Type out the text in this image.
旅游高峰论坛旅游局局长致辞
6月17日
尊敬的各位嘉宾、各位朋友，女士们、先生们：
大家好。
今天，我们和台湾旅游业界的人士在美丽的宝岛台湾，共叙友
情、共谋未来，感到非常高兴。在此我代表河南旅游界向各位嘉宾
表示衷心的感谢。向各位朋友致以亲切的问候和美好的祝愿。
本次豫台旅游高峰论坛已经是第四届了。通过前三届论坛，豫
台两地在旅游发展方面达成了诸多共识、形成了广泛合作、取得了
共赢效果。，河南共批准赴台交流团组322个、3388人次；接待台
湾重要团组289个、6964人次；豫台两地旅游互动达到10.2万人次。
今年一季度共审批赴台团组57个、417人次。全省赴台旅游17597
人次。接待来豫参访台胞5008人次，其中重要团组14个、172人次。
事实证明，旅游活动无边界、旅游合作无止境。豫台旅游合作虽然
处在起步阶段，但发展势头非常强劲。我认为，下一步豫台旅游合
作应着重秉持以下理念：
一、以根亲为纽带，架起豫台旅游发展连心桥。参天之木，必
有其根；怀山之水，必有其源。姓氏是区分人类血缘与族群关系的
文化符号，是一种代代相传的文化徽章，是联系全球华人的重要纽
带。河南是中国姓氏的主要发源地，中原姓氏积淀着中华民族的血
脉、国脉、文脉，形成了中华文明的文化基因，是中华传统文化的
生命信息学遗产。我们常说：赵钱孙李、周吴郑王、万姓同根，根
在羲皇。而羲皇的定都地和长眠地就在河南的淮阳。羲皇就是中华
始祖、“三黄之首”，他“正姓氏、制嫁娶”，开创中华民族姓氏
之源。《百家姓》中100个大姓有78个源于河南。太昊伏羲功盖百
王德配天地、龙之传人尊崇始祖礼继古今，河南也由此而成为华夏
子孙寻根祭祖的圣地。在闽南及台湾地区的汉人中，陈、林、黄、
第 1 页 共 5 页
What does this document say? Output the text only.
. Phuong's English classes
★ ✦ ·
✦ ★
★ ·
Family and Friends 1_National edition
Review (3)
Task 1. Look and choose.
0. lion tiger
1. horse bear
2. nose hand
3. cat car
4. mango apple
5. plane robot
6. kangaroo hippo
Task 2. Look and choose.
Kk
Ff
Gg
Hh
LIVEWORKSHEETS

---

_What you have to do_: Everything from the line that contains "What does this" through the end of the records must be duplicated exactly, and nothing outside that range.

_Final result_:
What does this document say? Output the text only.
. Phuong's English classes
★ ✦ ·
✦ ★
★ ·
Family and Friends 1_National edition
Review (3)
Task 1. Look and choose.
0. lion tiger
1. horse bear
2. nose hand
3. cat car
4. mango apple
5. plane robot
6. kangaroo hippo
Task 2. Look and choose.
Kk
Ff
Gg
Hh
LIVEWORKSHEETS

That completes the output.